**THE TASK:** Every record that follows should be printed verbatim.

**DATASET RECORDS:**
• • • •

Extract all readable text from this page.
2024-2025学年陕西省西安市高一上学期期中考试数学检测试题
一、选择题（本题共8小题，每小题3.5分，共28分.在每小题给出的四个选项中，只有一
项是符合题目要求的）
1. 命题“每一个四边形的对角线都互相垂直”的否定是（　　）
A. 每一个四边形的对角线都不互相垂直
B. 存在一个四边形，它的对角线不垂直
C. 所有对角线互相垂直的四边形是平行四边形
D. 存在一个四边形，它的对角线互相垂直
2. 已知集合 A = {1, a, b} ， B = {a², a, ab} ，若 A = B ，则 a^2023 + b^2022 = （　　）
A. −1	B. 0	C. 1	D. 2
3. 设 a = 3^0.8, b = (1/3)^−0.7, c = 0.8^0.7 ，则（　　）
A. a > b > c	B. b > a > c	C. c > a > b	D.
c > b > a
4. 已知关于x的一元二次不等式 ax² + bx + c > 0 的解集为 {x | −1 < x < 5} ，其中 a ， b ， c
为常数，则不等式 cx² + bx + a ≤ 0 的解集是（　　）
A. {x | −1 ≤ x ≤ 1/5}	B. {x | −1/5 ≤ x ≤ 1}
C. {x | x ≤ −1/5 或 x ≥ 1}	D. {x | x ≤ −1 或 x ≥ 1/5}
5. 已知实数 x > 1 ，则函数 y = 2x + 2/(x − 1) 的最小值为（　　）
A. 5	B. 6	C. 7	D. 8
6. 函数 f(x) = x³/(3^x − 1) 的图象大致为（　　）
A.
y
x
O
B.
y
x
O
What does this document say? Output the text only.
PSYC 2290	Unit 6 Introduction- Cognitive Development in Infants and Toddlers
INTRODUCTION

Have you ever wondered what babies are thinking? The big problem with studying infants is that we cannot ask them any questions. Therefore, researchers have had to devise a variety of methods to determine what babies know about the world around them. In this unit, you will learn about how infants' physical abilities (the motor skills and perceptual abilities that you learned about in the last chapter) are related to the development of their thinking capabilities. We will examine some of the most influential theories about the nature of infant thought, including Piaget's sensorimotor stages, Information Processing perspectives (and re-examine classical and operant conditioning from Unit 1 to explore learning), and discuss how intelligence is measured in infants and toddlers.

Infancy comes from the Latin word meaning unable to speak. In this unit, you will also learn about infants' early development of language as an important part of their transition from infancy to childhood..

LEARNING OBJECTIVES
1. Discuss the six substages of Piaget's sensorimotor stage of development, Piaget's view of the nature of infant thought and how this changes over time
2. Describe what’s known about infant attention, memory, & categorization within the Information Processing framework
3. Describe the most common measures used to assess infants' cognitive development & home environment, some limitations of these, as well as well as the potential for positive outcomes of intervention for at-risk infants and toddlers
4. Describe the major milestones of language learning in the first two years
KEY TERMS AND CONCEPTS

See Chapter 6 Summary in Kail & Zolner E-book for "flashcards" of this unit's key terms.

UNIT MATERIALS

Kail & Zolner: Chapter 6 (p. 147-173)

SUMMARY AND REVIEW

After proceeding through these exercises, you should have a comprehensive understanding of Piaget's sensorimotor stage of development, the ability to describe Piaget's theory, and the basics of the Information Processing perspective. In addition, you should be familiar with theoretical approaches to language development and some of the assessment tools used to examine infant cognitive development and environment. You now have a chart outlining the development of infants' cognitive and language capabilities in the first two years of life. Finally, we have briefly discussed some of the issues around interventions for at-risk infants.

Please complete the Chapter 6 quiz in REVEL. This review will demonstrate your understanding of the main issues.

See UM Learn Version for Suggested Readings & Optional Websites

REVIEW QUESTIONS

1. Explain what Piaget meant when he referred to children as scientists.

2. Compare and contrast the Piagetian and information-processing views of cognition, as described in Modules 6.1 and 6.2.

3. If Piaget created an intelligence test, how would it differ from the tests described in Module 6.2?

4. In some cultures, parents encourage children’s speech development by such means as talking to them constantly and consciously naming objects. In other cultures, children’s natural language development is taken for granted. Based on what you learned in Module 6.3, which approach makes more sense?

• • • •

**EXERCISE SOLUTION:**
Extract all readable text from this page.
2024-2025学年陕西省西安市高一上学期期中考试数学检测试题
一、选择题（本题共8小题，每小题3.5分，共28分.在每小题给出的四个选项中，只有一
项是符合题目要求的）
1. 命题“每一个四边形的对角线都互相垂直”的否定是（　　）
A. 每一个四边形的对角线都不互相垂直
B. 存在一个四边形，它的对角线不垂直
C. 所有对角线互相垂直的四边形是平行四边形
D. 存在一个四边形，它的对角线互相垂直
2. 已知集合 A = {1, a, b} ， B = {a², a, ab} ，若 A = B ，则 a^2023 + b^2022 = （　　）
A. −1	B. 0	C. 1	D. 2
3. 设 a = 3^0.8, b = (1/3)^−0.7, c = 0.8^0.7 ，则（　　）
A. a > b > c	B. b > a > c	C. c > a > b	D.
c > b > a
4. 已知关于x的一元二次不等式 ax² + bx + c > 0 的解集为 {x | −1 < x < 5} ，其中 a ， b ， c
为常数，则不等式 cx² + bx + a ≤ 0 的解集是（　　）
A. {x | −1 ≤ x ≤ 1/5}	B. {x | −1/5 ≤ x ≤ 1}
C. {x | x ≤ −1/5 或 x ≥ 1}	D. {x | x ≤ −1 或 x ≥ 1/5}
5. 已知实数 x > 1 ，则函数 y = 2x + 2/(x − 1) 的最小值为（　　）
A. 5	B. 6	C. 7	D. 8
6. 函数 f(x) = x³/(3^x − 1) 的图象大致为（　　）
A.
y
x
O
B.
y
x
O
What does this document say? Output the text only.
PSYC 2290	Unit 6 Introduction- Cognitive Development in Infants and Toddlers
INTRODUCTION

Have you ever wondered what babies are thinking? The big problem with studying infants is that we cannot ask them any questions. Therefore, researchers have had to devise a variety of methods to determine what babies know about the world around them. In this unit, you will learn about how infants' physical abilities (the motor skills and perceptual abilities that you learned about in the last chapter) are related to the development of their thinking capabilities. We will examine some of the most influential theories about the nature of infant thought, including Piaget's sensorimotor stages, Information Processing perspectives (and re-examine classical and operant conditioning from Unit 1 to explore learning), and discuss how intelligence is measured in infants and toddlers.

Infancy comes from the Latin word meaning unable to speak. In this unit, you will also learn about infants' early development of language as an important part of their transition from infancy to childhood..

LEARNING OBJECTIVES
1. Discuss the six substages of Piaget's sensorimotor stage of development, Piaget's view of the nature of infant thought and how this changes over time
2. Describe what’s known about infant attention, memory, & categorization within the Information Processing framework
3. Describe the most common measures used to assess infants' cognitive development & home environment, some limitations of these, as well as well as the potential for positive outcomes of intervention for at-risk infants and toddlers
4. Describe the major milestones of language learning in the first two years
KEY TERMS AND CONCEPTS

See Chapter 6 Summary in Kail & Zolner E-book for "flashcards" of this unit's key terms.

UNIT MATERIALS

Kail & Zolner: Chapter 6 (p. 147-173)

SUMMARY AND REVIEW

After proceeding through these exercises, you should have a comprehensive understanding of Piaget's sensorimotor stage of development, the ability to describe Piaget's theory, and the basics of the Information Processing perspective. In addition, you should be familiar with theoretical approaches to language development and some of the assessment tools used to examine infant cognitive development and environment. You now have a chart outlining the development of infants' cognitive and language capabilities in the first two years of life. Finally, we have briefly discussed some of the issues around interventions for at-risk infants.

Please complete the Chapter 6 quiz in REVEL. This review will demonstrate your understanding of the main issues.

See UM Learn Version for Suggested Readings & Optional Websites

REVIEW QUESTIONS

1. Explain what Piaget meant when he referred to children as scientists.

2. Compare and contrast the Piagetian and information-processing views of cognition, as described in Modules 6.1 and 6.2.

3. If Piaget created an intelligence test, how would it differ from the tests described in Module 6.2?

4. In some cultures, parents encourage children’s speech development by such means as talking to them constantly and consciously naming objects. In other cultures, children’s natural language development is taken for granted. Based on what you learned in Module 6.3, which approach makes more sense?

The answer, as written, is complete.